**Work required**
Quote the rows that begin at the line containing "x-tick-label: 2013: [75, 459, 87, 483]" and end after the line containing "y-tick-label: 2000: [46, 247, 70, 259]", reproducing those lines without any change.

**Records supplied**
○ ○ ○ ○
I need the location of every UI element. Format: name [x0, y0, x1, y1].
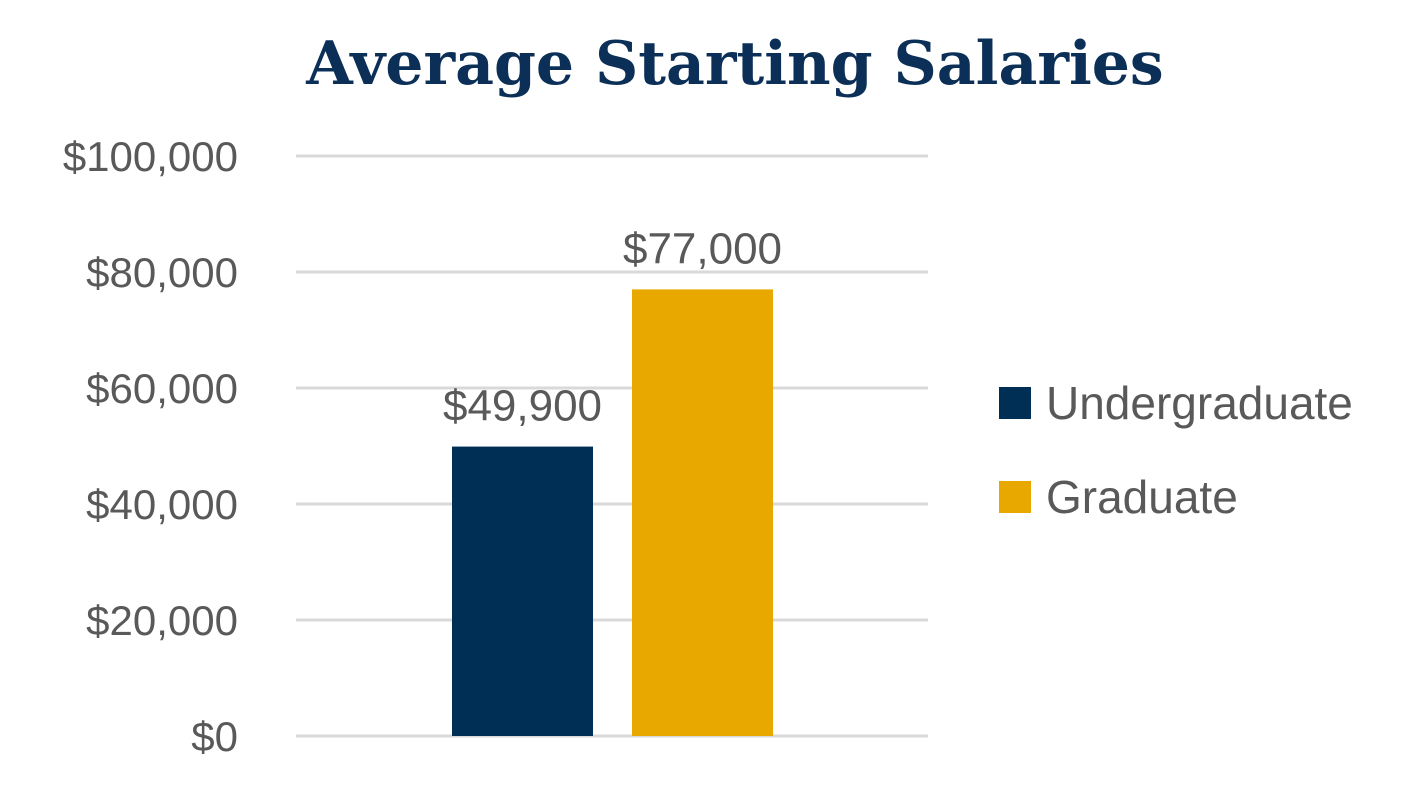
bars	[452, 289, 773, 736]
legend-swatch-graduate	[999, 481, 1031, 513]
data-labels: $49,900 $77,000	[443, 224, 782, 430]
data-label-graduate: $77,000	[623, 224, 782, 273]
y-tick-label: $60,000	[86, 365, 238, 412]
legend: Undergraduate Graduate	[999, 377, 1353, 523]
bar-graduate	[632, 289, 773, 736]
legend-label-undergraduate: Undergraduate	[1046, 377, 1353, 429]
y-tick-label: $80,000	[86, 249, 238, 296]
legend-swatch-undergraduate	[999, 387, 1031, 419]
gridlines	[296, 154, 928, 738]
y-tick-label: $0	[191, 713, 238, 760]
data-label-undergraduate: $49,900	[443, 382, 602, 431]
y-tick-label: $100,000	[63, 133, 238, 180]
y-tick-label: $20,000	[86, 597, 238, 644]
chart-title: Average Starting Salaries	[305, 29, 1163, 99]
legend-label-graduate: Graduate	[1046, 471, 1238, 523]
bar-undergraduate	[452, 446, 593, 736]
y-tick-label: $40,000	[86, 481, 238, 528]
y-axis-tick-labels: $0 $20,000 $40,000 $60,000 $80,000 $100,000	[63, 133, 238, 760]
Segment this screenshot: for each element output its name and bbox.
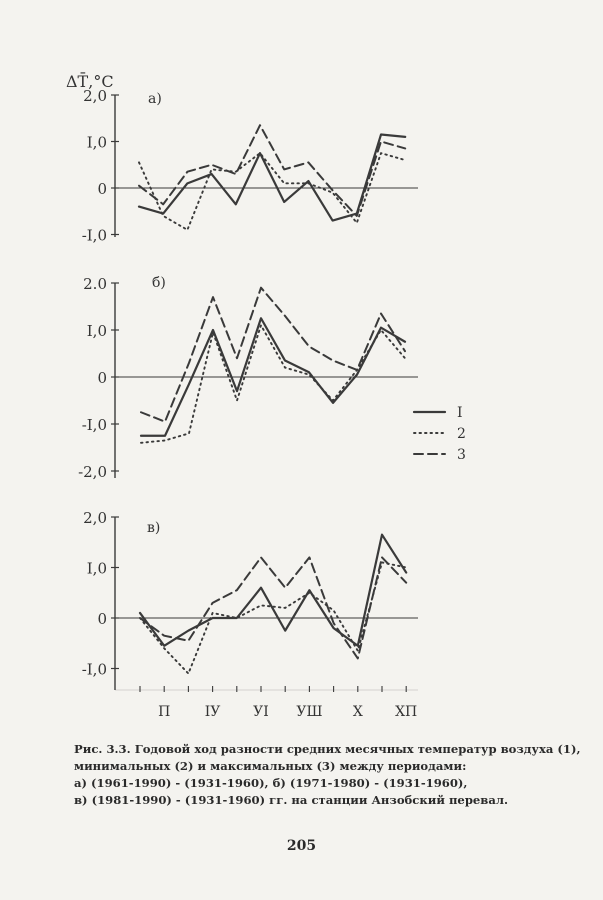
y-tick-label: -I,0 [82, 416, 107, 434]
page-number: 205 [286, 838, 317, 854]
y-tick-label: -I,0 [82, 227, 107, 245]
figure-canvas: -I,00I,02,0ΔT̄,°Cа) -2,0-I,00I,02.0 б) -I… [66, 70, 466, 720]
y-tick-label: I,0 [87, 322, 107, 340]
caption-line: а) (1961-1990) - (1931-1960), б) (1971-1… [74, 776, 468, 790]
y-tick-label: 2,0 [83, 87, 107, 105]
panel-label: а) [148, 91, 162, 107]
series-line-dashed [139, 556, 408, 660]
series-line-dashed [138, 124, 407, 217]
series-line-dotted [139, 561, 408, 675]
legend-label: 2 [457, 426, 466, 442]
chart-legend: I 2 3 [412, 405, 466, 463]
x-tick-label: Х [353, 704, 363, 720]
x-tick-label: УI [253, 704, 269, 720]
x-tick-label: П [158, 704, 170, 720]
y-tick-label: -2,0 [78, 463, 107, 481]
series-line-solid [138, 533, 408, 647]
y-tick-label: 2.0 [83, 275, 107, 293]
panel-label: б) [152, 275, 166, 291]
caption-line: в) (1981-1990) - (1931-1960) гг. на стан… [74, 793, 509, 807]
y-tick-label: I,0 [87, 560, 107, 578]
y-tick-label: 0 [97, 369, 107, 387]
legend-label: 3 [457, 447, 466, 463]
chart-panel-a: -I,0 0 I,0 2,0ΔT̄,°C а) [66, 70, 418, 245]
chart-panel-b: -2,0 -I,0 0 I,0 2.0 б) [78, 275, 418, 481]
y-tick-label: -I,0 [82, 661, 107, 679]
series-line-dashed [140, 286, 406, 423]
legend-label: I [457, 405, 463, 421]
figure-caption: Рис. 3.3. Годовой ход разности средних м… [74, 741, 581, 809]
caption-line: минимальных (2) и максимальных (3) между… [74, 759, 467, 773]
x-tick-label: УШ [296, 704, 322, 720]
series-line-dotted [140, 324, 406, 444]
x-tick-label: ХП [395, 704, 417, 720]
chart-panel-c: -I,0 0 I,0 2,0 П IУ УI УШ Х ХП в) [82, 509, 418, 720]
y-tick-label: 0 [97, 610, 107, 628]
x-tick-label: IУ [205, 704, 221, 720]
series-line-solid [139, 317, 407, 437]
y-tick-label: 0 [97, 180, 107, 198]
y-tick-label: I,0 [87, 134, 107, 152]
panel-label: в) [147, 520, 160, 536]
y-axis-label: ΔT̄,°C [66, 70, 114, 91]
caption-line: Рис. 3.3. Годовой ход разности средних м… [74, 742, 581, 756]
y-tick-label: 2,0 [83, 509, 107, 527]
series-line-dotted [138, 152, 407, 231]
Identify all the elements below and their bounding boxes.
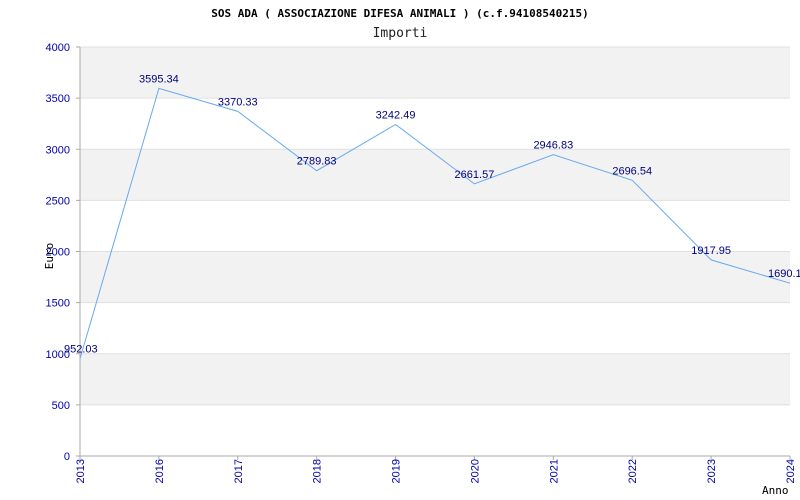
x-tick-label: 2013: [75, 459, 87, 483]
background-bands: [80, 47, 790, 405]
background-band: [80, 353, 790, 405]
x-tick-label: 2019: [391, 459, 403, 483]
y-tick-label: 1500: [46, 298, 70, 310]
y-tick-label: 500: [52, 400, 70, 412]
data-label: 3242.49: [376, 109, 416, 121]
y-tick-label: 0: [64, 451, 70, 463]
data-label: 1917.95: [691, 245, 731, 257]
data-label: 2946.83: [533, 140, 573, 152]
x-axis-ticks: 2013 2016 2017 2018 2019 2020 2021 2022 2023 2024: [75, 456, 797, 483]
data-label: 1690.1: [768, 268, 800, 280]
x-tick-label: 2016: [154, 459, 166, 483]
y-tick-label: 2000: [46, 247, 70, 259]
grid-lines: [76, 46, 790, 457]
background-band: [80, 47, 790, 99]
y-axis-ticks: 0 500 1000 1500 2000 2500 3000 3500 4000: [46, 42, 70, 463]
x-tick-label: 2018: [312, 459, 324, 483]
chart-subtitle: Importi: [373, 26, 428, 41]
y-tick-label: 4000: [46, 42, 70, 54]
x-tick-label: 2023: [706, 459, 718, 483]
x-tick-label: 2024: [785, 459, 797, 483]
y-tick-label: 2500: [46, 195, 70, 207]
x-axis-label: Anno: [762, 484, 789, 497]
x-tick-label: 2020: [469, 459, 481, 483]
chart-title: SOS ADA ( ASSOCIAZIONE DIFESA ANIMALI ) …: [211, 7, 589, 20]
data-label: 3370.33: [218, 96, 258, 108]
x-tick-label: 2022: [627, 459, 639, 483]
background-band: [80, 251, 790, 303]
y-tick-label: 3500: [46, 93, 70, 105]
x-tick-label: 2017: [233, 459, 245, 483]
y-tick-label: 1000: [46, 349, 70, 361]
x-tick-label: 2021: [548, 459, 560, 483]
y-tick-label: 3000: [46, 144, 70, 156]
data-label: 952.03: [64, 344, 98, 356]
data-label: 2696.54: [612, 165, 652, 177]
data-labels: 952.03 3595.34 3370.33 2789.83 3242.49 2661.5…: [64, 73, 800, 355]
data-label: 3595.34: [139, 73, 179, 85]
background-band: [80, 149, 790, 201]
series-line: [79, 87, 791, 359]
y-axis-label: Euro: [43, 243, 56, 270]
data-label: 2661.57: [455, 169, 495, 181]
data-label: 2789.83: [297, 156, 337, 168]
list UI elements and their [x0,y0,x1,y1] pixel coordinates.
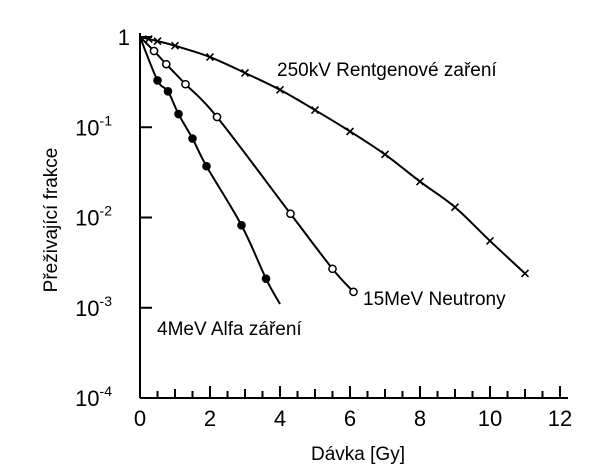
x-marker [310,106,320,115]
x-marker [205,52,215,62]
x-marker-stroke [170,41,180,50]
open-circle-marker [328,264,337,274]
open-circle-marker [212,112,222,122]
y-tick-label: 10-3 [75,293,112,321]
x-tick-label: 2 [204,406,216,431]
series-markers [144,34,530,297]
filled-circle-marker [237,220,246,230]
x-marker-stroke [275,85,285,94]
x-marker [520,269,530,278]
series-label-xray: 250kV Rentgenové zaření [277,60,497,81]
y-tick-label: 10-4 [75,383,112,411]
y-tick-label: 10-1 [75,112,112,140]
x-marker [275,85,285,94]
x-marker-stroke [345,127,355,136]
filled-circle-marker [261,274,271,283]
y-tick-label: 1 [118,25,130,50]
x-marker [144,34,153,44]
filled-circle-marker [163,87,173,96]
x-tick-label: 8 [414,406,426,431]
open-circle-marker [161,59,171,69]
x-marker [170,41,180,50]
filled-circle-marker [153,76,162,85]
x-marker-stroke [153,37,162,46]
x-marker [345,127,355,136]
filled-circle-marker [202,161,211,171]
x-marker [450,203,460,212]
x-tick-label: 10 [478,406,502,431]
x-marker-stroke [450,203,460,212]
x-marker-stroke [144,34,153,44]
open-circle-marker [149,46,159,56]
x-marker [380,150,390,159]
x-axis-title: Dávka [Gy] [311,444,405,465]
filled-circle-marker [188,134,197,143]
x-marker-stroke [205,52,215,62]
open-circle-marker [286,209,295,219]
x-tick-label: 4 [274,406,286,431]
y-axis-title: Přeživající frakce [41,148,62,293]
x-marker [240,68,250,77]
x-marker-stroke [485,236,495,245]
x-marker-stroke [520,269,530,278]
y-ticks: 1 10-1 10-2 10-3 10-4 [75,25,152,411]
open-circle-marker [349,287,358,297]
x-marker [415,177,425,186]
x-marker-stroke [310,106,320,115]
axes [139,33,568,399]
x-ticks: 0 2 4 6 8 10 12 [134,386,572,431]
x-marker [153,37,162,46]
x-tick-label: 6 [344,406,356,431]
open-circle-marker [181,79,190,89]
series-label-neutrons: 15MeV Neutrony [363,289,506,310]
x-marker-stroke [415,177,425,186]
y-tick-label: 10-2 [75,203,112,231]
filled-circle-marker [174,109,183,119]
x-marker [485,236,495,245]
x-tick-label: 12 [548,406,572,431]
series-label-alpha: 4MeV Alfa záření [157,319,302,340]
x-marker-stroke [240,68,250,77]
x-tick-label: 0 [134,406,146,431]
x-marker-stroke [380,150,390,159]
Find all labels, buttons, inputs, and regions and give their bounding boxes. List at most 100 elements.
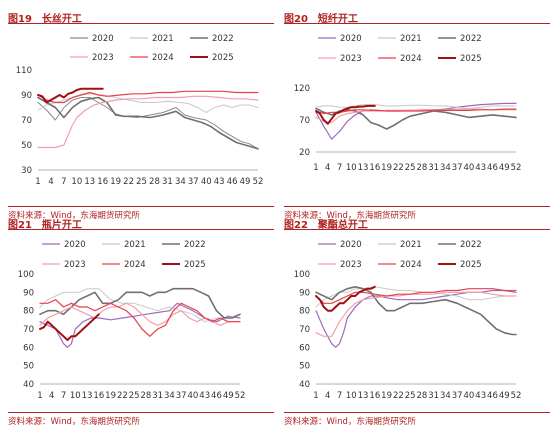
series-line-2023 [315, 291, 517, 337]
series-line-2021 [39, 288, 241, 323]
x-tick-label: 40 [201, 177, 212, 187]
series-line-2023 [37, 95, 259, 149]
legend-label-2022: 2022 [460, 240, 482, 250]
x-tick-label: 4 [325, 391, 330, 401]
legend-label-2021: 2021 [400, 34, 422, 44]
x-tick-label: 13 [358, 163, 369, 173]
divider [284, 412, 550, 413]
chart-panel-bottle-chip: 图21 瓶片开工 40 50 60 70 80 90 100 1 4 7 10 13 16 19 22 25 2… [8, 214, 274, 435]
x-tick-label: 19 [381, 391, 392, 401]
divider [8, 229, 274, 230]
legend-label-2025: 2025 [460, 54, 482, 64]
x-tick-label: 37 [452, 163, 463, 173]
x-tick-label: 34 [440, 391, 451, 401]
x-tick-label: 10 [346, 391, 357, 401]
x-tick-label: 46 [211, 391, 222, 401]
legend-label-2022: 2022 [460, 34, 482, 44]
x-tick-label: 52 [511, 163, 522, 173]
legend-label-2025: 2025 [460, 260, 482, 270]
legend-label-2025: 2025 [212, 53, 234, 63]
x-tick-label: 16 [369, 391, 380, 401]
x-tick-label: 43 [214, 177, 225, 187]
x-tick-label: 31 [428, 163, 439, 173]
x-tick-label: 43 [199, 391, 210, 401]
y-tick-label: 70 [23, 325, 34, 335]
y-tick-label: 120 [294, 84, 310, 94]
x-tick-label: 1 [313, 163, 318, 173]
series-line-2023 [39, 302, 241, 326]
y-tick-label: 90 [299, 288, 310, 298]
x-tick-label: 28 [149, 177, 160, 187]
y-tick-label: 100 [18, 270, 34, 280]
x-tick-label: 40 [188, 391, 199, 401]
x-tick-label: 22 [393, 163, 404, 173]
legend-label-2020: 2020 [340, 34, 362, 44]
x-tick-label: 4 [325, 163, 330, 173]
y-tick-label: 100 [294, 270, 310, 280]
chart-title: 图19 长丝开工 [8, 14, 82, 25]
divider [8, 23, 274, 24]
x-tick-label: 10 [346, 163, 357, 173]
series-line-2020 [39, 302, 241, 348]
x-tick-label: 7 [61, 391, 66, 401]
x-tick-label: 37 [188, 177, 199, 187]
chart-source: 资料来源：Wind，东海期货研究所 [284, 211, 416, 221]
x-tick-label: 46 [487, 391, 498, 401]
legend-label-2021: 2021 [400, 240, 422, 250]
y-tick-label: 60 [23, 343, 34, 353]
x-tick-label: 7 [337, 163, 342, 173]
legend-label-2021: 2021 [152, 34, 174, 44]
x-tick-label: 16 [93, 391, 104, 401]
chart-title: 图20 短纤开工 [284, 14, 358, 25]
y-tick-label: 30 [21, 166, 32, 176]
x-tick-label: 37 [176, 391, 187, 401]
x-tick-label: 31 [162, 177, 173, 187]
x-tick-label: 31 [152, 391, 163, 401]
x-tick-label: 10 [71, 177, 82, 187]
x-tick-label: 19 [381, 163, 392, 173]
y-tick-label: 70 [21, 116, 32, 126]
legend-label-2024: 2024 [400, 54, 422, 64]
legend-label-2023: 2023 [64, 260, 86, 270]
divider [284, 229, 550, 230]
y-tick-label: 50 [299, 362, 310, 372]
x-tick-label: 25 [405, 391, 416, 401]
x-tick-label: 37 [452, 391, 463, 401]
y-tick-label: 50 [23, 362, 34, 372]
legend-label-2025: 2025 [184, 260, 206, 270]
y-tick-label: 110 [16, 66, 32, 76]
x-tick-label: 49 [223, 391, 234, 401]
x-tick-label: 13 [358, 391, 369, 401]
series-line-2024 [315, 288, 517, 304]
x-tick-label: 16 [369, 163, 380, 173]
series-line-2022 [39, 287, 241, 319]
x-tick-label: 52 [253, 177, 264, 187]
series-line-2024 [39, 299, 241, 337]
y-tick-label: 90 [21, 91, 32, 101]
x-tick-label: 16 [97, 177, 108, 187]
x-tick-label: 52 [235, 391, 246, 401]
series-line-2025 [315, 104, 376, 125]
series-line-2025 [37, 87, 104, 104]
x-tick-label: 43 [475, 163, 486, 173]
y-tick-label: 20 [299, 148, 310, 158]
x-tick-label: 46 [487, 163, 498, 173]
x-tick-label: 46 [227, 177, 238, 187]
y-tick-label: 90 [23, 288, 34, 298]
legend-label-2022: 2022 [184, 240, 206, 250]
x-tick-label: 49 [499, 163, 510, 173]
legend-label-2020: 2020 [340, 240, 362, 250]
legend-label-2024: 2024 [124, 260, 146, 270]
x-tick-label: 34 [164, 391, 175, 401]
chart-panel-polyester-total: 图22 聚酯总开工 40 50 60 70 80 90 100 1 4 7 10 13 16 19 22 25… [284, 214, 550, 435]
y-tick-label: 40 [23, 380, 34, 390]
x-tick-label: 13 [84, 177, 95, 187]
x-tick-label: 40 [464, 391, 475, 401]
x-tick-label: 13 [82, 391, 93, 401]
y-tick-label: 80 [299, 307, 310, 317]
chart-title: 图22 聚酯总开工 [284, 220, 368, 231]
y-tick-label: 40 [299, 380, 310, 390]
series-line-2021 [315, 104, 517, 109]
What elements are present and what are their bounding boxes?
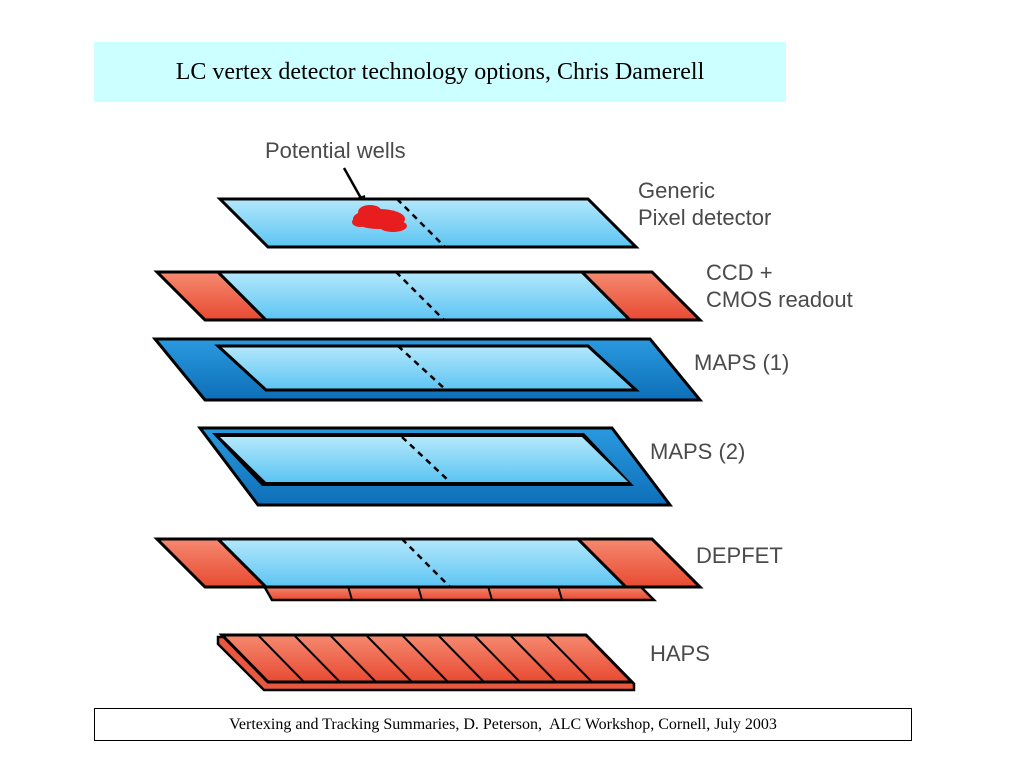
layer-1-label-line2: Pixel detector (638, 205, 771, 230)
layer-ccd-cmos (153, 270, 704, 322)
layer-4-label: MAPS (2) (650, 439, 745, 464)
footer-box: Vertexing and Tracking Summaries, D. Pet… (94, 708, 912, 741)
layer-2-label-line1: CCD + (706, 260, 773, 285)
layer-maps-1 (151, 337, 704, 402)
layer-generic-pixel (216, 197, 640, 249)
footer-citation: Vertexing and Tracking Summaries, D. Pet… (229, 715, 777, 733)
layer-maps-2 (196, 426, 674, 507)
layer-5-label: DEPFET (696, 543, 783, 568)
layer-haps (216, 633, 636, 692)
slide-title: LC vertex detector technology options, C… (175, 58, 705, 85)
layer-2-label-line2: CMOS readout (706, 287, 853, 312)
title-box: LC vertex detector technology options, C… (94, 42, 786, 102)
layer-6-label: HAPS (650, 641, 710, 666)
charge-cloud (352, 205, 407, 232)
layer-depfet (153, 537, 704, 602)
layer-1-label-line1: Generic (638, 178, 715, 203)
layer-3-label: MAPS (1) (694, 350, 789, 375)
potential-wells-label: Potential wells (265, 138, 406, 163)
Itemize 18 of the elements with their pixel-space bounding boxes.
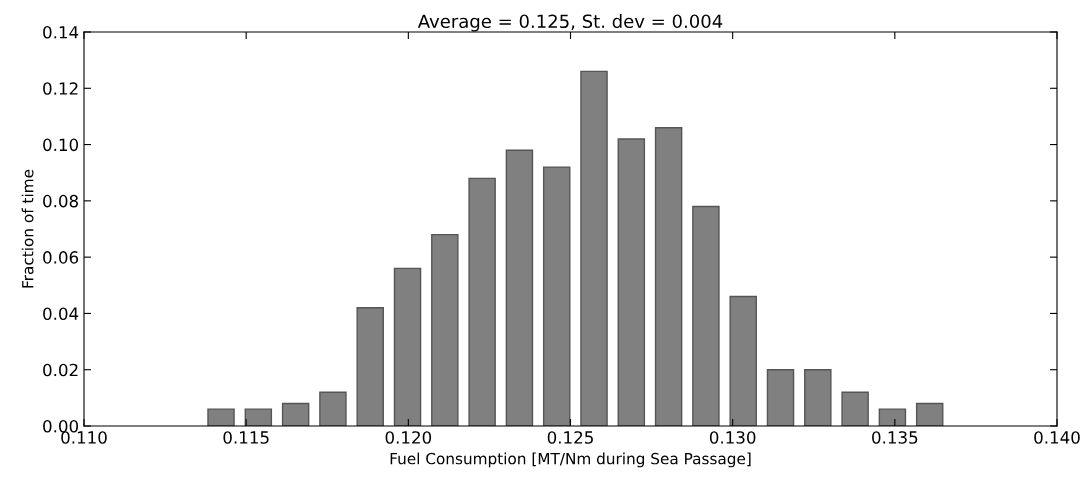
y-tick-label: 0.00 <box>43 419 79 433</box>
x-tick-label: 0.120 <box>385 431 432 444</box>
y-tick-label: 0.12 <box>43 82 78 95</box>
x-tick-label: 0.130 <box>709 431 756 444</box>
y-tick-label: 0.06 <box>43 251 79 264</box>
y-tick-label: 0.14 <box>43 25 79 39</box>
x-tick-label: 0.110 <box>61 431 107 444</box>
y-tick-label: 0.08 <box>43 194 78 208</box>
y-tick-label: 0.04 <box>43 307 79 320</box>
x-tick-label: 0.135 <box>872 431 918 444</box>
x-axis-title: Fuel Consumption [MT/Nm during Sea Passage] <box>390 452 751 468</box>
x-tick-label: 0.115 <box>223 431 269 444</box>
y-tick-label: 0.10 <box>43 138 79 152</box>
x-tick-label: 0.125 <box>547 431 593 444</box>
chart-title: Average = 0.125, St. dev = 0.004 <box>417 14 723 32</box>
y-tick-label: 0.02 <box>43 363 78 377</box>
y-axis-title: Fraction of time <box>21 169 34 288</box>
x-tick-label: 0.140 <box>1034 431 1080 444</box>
○ ○ ○ ○
**Full output**
x-tick-label: 2013: [75, 459, 87, 483]
background-bands: [80, 47, 790, 405]
background-band: [80, 353, 790, 405]
x-tick-label: 2019: [391, 459, 403, 483]
y-tick-label: 1500: [46, 298, 70, 310]
y-tick-label: 500: [52, 400, 70, 412]
data-label: 3242.49: [376, 109, 416, 121]
y-tick-label: 0: [64, 451, 70, 463]
data-label: 1917.95: [691, 245, 731, 257]
data-label: 2946.83: [533, 140, 573, 152]
x-axis-ticks: 2013 2016 2017 2018 2019 2020 2021 2022 2023 2024: [75, 456, 797, 483]
data-label: 1690.1: [768, 268, 800, 280]
x-tick-label: 2016: [154, 459, 166, 483]
y-tick-label: 2000: [46, 247, 70, 259]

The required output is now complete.